Input records:
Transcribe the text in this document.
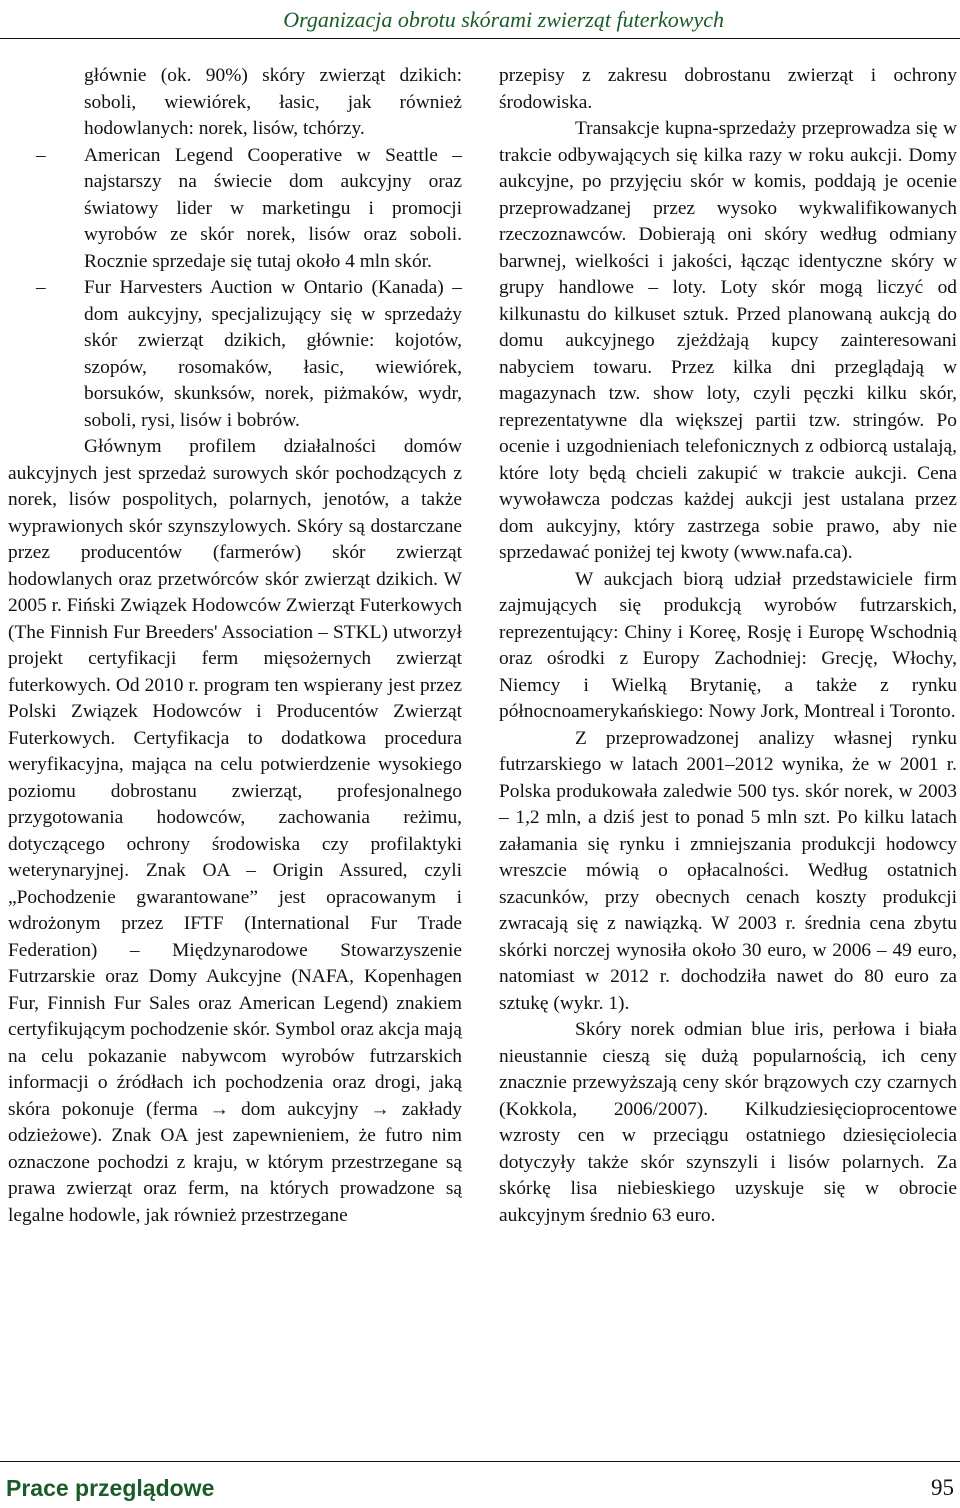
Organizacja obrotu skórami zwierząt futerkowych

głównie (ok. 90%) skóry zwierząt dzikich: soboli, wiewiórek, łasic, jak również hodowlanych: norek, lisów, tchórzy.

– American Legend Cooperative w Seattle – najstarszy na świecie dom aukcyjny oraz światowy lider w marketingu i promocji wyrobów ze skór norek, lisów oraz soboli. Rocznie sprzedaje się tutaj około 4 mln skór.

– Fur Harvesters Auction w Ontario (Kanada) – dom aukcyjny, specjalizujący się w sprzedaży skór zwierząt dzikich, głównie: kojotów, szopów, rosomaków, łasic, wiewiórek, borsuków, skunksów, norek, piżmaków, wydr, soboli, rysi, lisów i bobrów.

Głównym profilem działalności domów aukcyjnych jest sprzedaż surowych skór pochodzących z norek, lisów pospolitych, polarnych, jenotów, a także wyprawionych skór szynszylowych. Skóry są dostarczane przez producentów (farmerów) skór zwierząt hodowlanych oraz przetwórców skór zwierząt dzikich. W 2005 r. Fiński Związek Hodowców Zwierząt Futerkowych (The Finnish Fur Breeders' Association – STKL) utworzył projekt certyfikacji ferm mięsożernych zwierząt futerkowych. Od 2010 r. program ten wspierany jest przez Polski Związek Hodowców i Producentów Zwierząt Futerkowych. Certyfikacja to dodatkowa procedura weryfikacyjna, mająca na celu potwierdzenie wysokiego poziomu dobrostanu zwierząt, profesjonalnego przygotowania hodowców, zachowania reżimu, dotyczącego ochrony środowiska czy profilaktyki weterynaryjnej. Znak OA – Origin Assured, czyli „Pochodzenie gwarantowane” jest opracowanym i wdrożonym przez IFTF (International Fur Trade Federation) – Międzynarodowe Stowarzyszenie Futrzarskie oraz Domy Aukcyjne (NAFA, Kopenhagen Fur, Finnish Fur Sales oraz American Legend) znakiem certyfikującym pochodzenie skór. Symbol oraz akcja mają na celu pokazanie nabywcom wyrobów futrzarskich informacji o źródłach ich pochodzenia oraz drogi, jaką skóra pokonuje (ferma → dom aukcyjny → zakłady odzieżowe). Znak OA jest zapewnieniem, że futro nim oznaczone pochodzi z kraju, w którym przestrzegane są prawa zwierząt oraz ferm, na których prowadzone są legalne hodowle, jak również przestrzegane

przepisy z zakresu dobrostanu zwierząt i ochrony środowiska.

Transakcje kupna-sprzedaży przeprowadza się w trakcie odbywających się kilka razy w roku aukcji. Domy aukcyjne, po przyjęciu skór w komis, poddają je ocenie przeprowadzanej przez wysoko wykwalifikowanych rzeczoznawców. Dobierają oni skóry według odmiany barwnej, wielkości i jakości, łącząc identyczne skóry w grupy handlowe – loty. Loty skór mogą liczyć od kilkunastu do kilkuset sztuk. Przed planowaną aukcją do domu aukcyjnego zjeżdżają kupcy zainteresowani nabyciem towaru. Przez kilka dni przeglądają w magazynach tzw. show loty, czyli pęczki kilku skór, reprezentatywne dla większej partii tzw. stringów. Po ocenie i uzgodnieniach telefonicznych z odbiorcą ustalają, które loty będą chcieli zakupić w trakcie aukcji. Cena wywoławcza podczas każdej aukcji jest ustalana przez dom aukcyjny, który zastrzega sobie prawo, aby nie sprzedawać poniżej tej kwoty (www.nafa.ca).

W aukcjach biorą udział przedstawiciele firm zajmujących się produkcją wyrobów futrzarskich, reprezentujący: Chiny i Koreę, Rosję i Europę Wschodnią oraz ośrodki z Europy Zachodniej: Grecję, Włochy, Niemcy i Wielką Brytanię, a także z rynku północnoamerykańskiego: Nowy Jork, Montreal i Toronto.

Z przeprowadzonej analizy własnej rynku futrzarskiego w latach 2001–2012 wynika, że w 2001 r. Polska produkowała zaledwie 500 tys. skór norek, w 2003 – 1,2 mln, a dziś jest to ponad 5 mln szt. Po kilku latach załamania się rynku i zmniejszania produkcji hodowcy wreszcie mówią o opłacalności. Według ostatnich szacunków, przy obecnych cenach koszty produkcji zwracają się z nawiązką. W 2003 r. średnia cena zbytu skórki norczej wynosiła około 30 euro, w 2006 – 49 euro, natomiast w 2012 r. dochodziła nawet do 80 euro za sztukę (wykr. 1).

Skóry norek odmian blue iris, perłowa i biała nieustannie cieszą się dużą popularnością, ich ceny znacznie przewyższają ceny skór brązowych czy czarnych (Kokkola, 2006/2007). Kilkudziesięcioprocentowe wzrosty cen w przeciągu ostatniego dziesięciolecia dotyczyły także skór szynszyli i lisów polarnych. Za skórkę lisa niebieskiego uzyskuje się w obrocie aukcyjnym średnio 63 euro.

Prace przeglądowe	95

The request: Scan the material above for the string "łasic" and report each line where you find it.

Answer for the task:
głównie (ok. 90%) skóry zwierząt dzikich: soboli, wiewiórek, łasic, jak również hodowlanych: norek, lisów, tchórzy.
– Fur Harvesters Auction w Ontario (Kanada) – dom aukcyjny, specjalizujący się w sprzedaży skór zwierząt dzikich, głównie: kojotów, szopów, rosomaków, łasic, wiewiórek, borsuków, skunksów, norek, piżmaków, wydr, soboli, rysi, lisów i bobrów.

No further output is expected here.